Collected data:
★ ★ ★ ★ ★ ★ ★
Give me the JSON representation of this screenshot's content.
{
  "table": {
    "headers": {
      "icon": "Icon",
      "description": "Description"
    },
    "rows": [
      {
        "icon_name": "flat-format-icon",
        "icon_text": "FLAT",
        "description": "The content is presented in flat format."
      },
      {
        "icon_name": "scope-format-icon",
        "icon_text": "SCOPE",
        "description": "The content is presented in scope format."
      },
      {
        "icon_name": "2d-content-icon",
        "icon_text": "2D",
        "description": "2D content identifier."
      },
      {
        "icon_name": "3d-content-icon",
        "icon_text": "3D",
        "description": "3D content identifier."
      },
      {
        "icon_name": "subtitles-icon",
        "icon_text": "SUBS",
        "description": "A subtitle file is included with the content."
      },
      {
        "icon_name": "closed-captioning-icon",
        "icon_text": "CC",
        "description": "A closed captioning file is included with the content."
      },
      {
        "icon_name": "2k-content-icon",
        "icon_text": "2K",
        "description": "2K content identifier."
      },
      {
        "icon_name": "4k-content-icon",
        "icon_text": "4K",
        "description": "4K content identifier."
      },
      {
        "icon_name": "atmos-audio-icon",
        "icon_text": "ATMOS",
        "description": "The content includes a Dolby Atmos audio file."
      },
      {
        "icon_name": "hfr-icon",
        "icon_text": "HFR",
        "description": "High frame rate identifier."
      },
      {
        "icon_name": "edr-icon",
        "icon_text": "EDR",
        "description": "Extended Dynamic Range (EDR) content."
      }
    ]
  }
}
★ ★ ★ ★ ★ ★ ★
**WHAT NEEDS TO BE DONE**
The full set of records should be duplicated exactly.

**SOLUTION**
Give me the JSON representation of this screenshot's content.
{
  "table": {
    "headers": {
      "icon": "Icon",
      "description": "Description"
    },
    "rows": [
      {
        "icon_name": "flat-format-icon",
        "icon_text": "FLAT",
        "description": "The content is presented in flat format."
      },
      {
        "icon_name": "scope-format-icon",
        "icon_text": "SCOPE",
        "description": "The content is presented in scope format."
      },
      {
        "icon_name": "2d-content-icon",
        "icon_text": "2D",
        "description": "2D content identifier."
      },
      {
        "icon_name": "3d-content-icon",
        "icon_text": "3D",
        "description": "3D content identifier."
      },
      {
        "icon_name": "subtitles-icon",
        "icon_text": "SUBS",
        "description": "A subtitle file is included with the content."
      },
      {
        "icon_name": "closed-captioning-icon",
        "icon_text": "CC",
        "description": "A closed captioning file is included with the content."
      },
      {
        "icon_name": "2k-content-icon",
        "icon_text": "2K",
        "description": "2K content identifier."
      },
      {
        "icon_name": "4k-content-icon",
        "icon_text": "4K",
        "description": "4K content identifier."
      },
      {
        "icon_name": "atmos-audio-icon",
        "icon_text": "ATMOS",
        "description": "The content includes a Dolby Atmos audio file."
      },
      {
        "icon_name": "hfr-icon",
        "icon_text": "HFR",
        "description": "High frame rate identifier."
      },
      {
        "icon_name": "edr-icon",
        "icon_text": "EDR",
        "description": "Extended Dynamic Range (EDR) content."
      }
    ]
  }
}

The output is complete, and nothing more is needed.